▶ What to work on:
Pull every line containing "this" out of the material below.

▶ Stored data entries:
◇ ◇ ◇ ◇

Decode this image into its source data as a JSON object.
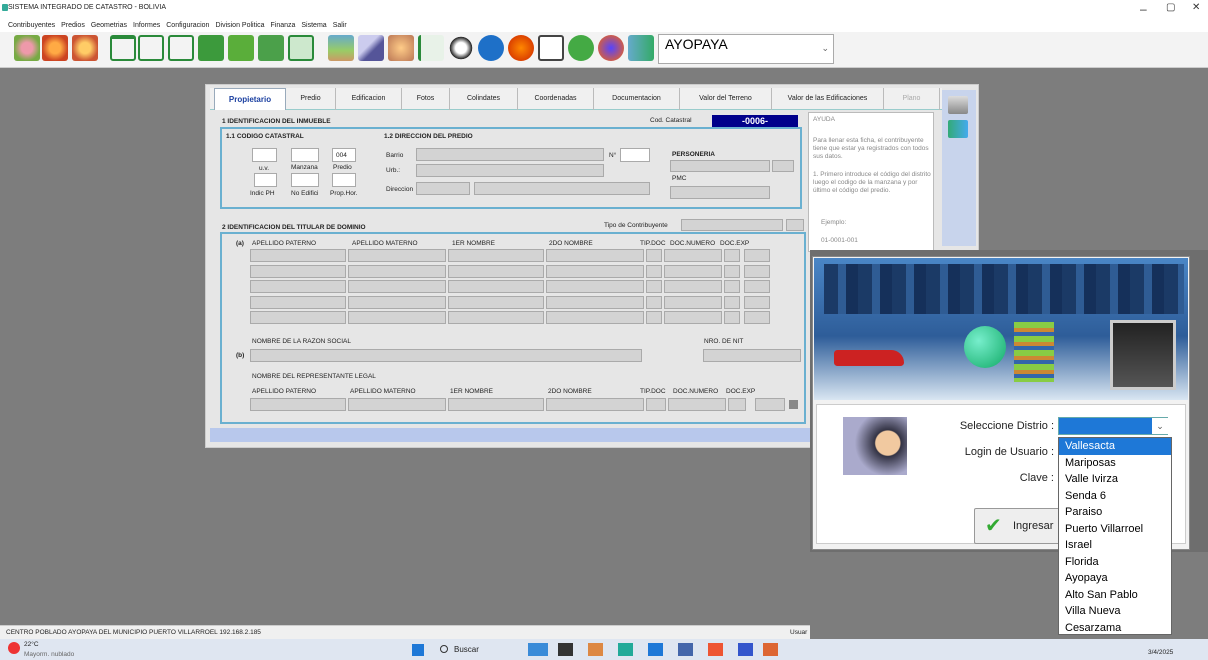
{
  "window": {
    "title": "SISTEMA INTEGRADO DE CATASTRO - BOLIVIA",
    "min": "–",
    "max": "▢",
    "close": "✕"
  },
  "menu": [
    "Contribuyentes",
    "Predios",
    "Geometrias",
    "Informes",
    "Configuracion",
    "Division Politica",
    "Finanza",
    "Sistema",
    "Salir"
  ],
  "toolbar": {
    "location": "AYOPAYA",
    "combo_arrow": "⌄"
  },
  "tabs": [
    "Propietario",
    "Predio",
    "Edificacion",
    "Fotos",
    "Colindates",
    "Coordenadas",
    "Documentacion",
    "Valor del Terreno",
    "Valor de las Edificaciones",
    "Plano"
  ],
  "form": {
    "sec1": "1 IDENTIFICACION DEL INMUEBLE",
    "cod_label": "Cod. Catastral",
    "cod_value": "-0006-",
    "sub11": "1.1 CODIGO CATASTRAL",
    "sub12": "1.2 DIRECCION DEL PREDIO",
    "uv": "u.v.",
    "manzana": "Manzana",
    "predio": "Predio",
    "predio_val": "004",
    "indic": "Indic PH",
    "noedif": "No Edifici",
    "prophor": "Prop.Hor.",
    "barrio": "Barrio",
    "urb": "Urb.:",
    "direccion": "Direccion",
    "numero": "N°",
    "personeria": "PERSONERIA",
    "pmc": "PMC",
    "sec2": "2 IDENTIFICACION DEL TITULAR DE DOMINIO",
    "tipo": "Tipo de Contribuyente",
    "a": "(a)",
    "b": "(b)",
    "cols": [
      "APELLIDO PATERNO",
      "APELLIDO MATERNO",
      "1ER NOMBRE",
      "2DO NOMBRE",
      "TIP.DOC",
      "DOC.NUMERO",
      "DOC.EXP"
    ],
    "razon": "NOMBRE DE LA RAZON SOCIAL",
    "nit": "NRO. DE NIT",
    "rep": "NOMBRE DEL REPRESENTANTE LEGAL",
    "cols2": [
      "APELLIDO PATERNO",
      "APELLIDO MATERNO",
      "1ER NOMBRE",
      "2DO NOMBRE",
      "TIP.DOC",
      "DOC.NUMERO",
      "DOC.EXP"
    ]
  },
  "ayuda": {
    "title": "AYUDA",
    "p1": "Para llenar esta ficha, el contribuyente tiene que estar ya registrados con todos sus datos.",
    "p2": "1. Primero introduce el código del distrito luego el codigo de la manzana y por último el código del predio.",
    "p3": "Ejemplo:",
    "p4": "01-0001-001"
  },
  "status": "CENTRO POBLADO AYOPAYA DEL MUNICIPIO PUERTO VILLARROEL 192.168.2.185",
  "status_user": "Usuar",
  "taskbar": {
    "temp": "22°C",
    "weather": "Mayorm. nublado",
    "search": "Buscar",
    "date": "3/4/2025"
  },
  "login": {
    "distrito_label": "Seleccione Distrio :",
    "usuario_label": "Login de Usuario :",
    "clave_label": "Clave :",
    "button": "Ingresar",
    "arrow": "⌄",
    "options": [
      "Vallesacta",
      "Mariposas",
      "Valle Ivirza",
      "Senda 6",
      "Paraiso",
      "Puerto Villarroel",
      "Israel",
      "Florida",
      "Ayopaya",
      "Alto San Pablo",
      "Villa Nueva",
      "Cesarzama"
    ],
    "selected": "Vallesacta"
  },
  "colors": {
    "accent": "#1e78d7",
    "code_bg": "#00008b",
    "section_border": "#6ab0d0"
  }
}
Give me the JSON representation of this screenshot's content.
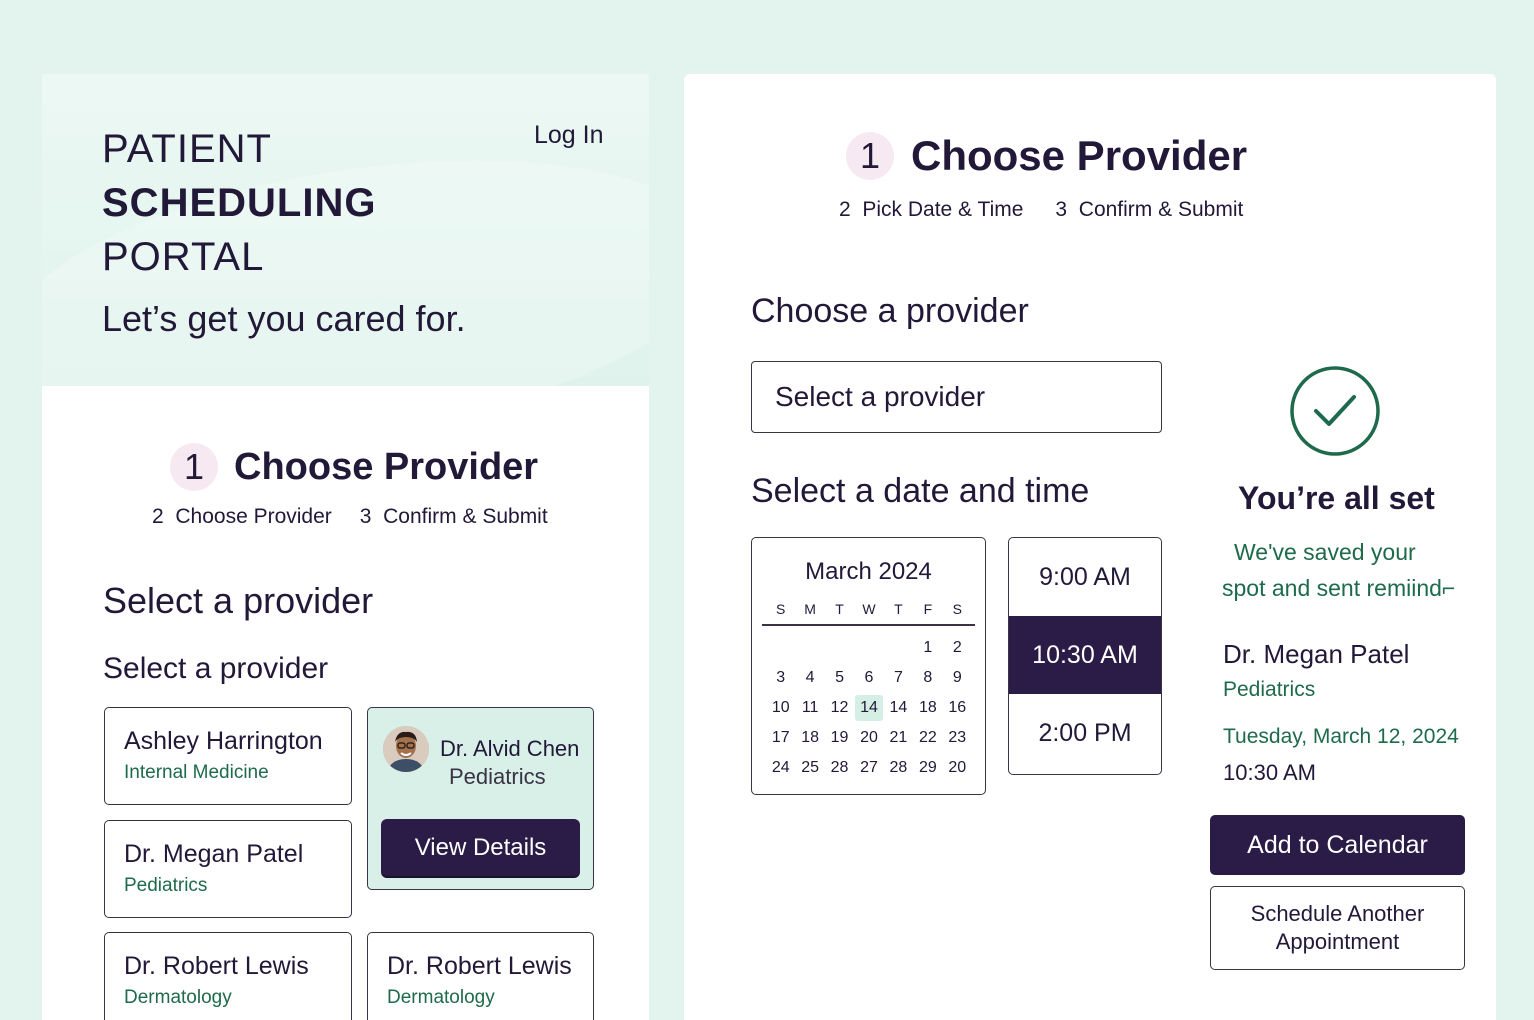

◇ ◇ ◇ ◇

▶ Result of the task:
Decode this image into its source data as a JSON object.
Give me the JSON representation of this screenshot's content.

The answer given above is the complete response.